_EXERCISE_:
Restate the entries word for word, omitting nothing.

_RECORDS PROVIDED_:
┏━━

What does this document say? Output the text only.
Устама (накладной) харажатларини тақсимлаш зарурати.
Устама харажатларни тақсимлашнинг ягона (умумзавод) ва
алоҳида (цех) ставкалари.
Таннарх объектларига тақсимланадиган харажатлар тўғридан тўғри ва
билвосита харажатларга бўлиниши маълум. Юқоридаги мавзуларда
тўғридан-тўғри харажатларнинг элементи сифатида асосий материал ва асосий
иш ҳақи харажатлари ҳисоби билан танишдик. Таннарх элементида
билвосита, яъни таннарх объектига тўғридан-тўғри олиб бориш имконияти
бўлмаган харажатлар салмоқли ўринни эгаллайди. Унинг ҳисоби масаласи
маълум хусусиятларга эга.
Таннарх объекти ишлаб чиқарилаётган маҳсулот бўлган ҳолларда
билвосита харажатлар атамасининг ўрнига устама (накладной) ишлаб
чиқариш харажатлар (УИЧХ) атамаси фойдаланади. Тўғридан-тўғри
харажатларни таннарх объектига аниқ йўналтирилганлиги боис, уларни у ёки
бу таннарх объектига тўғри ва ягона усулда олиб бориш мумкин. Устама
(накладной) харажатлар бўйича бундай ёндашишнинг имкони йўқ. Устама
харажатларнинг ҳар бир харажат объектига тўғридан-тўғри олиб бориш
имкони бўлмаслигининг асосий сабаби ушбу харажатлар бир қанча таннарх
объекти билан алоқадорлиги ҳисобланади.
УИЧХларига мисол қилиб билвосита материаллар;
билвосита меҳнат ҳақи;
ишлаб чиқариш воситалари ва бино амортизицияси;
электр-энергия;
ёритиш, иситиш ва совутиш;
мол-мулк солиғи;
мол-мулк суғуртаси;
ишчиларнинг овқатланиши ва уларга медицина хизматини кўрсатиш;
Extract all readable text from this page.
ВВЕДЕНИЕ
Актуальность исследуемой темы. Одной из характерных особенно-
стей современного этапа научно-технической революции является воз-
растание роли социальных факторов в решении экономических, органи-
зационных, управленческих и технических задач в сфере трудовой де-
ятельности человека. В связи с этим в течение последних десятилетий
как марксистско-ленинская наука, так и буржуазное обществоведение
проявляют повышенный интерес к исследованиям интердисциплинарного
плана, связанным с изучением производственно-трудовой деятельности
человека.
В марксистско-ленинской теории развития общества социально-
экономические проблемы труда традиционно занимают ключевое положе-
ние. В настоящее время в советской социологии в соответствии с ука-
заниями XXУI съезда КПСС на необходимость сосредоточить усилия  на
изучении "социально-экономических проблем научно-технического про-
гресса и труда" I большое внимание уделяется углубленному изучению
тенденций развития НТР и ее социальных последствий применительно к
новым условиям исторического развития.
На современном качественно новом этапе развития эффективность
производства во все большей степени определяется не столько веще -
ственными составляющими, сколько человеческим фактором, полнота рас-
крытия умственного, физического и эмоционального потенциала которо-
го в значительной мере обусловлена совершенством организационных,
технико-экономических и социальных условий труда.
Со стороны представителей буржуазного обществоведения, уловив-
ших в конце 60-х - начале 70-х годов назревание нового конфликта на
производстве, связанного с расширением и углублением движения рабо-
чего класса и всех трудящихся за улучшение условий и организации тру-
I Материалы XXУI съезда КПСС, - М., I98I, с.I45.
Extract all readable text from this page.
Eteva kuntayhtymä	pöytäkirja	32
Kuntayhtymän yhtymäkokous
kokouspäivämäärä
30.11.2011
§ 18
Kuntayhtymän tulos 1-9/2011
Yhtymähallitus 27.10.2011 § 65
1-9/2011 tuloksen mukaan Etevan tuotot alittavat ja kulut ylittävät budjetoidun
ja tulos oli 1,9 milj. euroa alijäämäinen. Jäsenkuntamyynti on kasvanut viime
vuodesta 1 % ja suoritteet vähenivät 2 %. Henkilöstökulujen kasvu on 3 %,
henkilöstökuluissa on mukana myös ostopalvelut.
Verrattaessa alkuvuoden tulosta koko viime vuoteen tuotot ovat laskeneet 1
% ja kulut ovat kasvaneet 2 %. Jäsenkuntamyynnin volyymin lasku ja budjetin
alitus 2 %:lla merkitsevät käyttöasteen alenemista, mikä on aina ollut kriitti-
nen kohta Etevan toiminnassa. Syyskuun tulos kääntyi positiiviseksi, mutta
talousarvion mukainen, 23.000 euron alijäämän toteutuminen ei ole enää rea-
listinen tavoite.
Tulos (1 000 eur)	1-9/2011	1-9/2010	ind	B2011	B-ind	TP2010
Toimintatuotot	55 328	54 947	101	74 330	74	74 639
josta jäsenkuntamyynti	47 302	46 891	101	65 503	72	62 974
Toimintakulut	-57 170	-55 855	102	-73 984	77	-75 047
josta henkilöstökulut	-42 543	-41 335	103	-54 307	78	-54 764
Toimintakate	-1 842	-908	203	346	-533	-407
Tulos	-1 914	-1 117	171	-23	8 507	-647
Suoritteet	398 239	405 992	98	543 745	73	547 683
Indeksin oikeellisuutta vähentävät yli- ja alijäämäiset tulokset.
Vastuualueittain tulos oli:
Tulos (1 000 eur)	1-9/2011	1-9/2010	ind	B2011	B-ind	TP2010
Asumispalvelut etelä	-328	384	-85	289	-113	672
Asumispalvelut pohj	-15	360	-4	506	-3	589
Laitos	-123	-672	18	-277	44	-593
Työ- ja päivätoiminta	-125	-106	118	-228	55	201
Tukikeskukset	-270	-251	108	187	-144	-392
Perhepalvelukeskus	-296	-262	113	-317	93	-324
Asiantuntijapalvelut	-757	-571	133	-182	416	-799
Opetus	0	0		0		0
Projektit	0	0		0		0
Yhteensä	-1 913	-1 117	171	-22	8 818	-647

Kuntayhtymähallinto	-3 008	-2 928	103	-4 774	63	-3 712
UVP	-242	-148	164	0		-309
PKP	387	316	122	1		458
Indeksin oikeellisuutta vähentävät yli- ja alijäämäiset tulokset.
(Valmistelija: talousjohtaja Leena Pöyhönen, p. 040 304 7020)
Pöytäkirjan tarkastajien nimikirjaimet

┗━━

_TASK RESULT_:
What does this document say? Output the text only.
Устама (накладной) харажатларини тақсимлаш зарурати.
Устама харажатларни тақсимлашнинг ягона (умумзавод) ва
алоҳида (цех) ставкалари.
Таннарх объектларига тақсимланадиган харажатлар тўғридан тўғри ва
билвосита харажатларга бўлиниши маълум. Юқоридаги мавзуларда
тўғридан-тўғри харажатларнинг элементи сифатида асосий материал ва асосий
иш ҳақи харажатлари ҳисоби билан танишдик. Таннарх элементида
билвосита, яъни таннарх объектига тўғридан-тўғри олиб бориш имконияти
бўлмаган харажатлар салмоқли ўринни эгаллайди. Унинг ҳисоби масаласи
маълум хусусиятларга эга.
Таннарх объекти ишлаб чиқарилаётган маҳсулот бўлган ҳолларда
билвосита харажатлар атамасининг ўрнига устама (накладной) ишлаб
чиқариш харажатлар (УИЧХ) атамаси фойдаланади. Тўғридан-тўғри
харажатларни таннарх объектига аниқ йўналтирилганлиги боис, уларни у ёки
бу таннарх объектига тўғри ва ягона усулда олиб бориш мумкин. Устама
(накладной) харажатлар бўйича бундай ёндашишнинг имкони йўқ. Устама
харажатларнинг ҳар бир харажат объектига тўғридан-тўғри олиб бориш
имкони бўлмаслигининг асосий сабаби ушбу харажатлар бир қанча таннарх
объекти билан алоқадорлиги ҳисобланади.
УИЧХларига мисол қилиб билвосита материаллар;
билвосита меҳнат ҳақи;
ишлаб чиқариш воситалари ва бино амортизицияси;
электр-энергия;
ёритиш, иситиш ва совутиш;
мол-мулк солиғи;
мол-мулк суғуртаси;
ишчиларнинг овқатланиши ва уларга медицина хизматини кўрсатиш;
Extract all readable text from this page.
ВВЕДЕНИЕ
Актуальность исследуемой темы. Одной из характерных особенно-
стей современного этапа научно-технической революции является воз-
растание роли социальных факторов в решении экономических, органи-
зационных, управленческих и технических задач в сфере трудовой де-
ятельности человека. В связи с этим в течение последних десятилетий
как марксистско-ленинская наука, так и буржуазное обществоведение
проявляют повышенный интерес к исследованиям интердисциплинарного
плана, связанным с изучением производственно-трудовой деятельности
человека.
В марксистско-ленинской теории развития общества социально-
экономические проблемы труда традиционно занимают ключевое положе-
ние. В настоящее время в советской социологии в соответствии с ука-
заниями XXУI съезда КПСС на необходимость сосредоточить усилия  на
изучении "социально-экономических проблем научно-технического про-
гресса и труда" I большое внимание уделяется углубленному изучению
тенденций развития НТР и ее социальных последствий применительно к
новым условиям исторического развития.
На современном качественно новом этапе развития эффективность
производства во все большей степени определяется не столько веще -
ственными составляющими, сколько человеческим фактором, полнота рас-
крытия умственного, физического и эмоционального потенциала которо-
го в значительной мере обусловлена совершенством организационных,
технико-экономических и социальных условий труда.
Со стороны представителей буржуазного обществоведения, уловив-
ших в конце 60-х - начале 70-х годов назревание нового конфликта на
производстве, связанного с расширением и углублением движения рабо-
чего класса и всех трудящихся за улучшение условий и организации тру-
I Материалы XXУI съезда КПСС, - М., I98I, с.I45.
Extract all readable text from this page.
Eteva kuntayhtymä	pöytäkirja	32
Kuntayhtymän yhtymäkokous
kokouspäivämäärä
30.11.2011
§ 18
Kuntayhtymän tulos 1-9/2011
Yhtymähallitus 27.10.2011 § 65
1-9/2011 tuloksen mukaan Etevan tuotot alittavat ja kulut ylittävät budjetoidun
ja tulos oli 1,9 milj. euroa alijäämäinen. Jäsenkuntamyynti on kasvanut viime
vuodesta 1 % ja suoritteet vähenivät 2 %. Henkilöstökulujen kasvu on 3 %,
henkilöstökuluissa on mukana myös ostopalvelut.
Verrattaessa alkuvuoden tulosta koko viime vuoteen tuotot ovat laskeneet 1
% ja kulut ovat kasvaneet 2 %. Jäsenkuntamyynnin volyymin lasku ja budjetin
alitus 2 %:lla merkitsevät käyttöasteen alenemista, mikä on aina ollut kriitti-
nen kohta Etevan toiminnassa. Syyskuun tulos kääntyi positiiviseksi, mutta
talousarvion mukainen, 23.000 euron alijäämän toteutuminen ei ole enää rea-
listinen tavoite.
Tulos (1 000 eur)	1-9/2011	1-9/2010	ind	B2011	B-ind	TP2010
Toimintatuotot	55 328	54 947	101	74 330	74	74 639
josta jäsenkuntamyynti	47 302	46 891	101	65 503	72	62 974
Toimintakulut	-57 170	-55 855	102	-73 984	77	-75 047
josta henkilöstökulut	-42 543	-41 335	103	-54 307	78	-54 764
Toimintakate	-1 842	-908	203	346	-533	-407
Tulos	-1 914	-1 117	171	-23	8 507	-647
Suoritteet	398 239	405 992	98	543 745	73	547 683
Indeksin oikeellisuutta vähentävät yli- ja alijäämäiset tulokset.
Vastuualueittain tulos oli:
Tulos (1 000 eur)	1-9/2011	1-9/2010	ind	B2011	B-ind	TP2010
Asumispalvelut etelä	-328	384	-85	289	-113	672
Asumispalvelut pohj	-15	360	-4	506	-3	589
Laitos	-123	-672	18	-277	44	-593
Työ- ja päivätoiminta	-125	-106	118	-228	55	201
Tukikeskukset	-270	-251	108	187	-144	-392
Perhepalvelukeskus	-296	-262	113	-317	93	-324
Asiantuntijapalvelut	-757	-571	133	-182	416	-799
Opetus	0	0		0		0
Projektit	0	0		0		0
Yhteensä	-1 913	-1 117	171	-22	8 818	-647

Kuntayhtymähallinto	-3 008	-2 928	103	-4 774	63	-3 712
UVP	-242	-148	164	0		-309
PKP	387	316	122	1		458
Indeksin oikeellisuutta vähentävät yli- ja alijäämäiset tulokset.
(Valmistelija: talousjohtaja Leena Pöyhönen, p. 040 304 7020)
Pöytäkirjan tarkastajien nimikirjaimet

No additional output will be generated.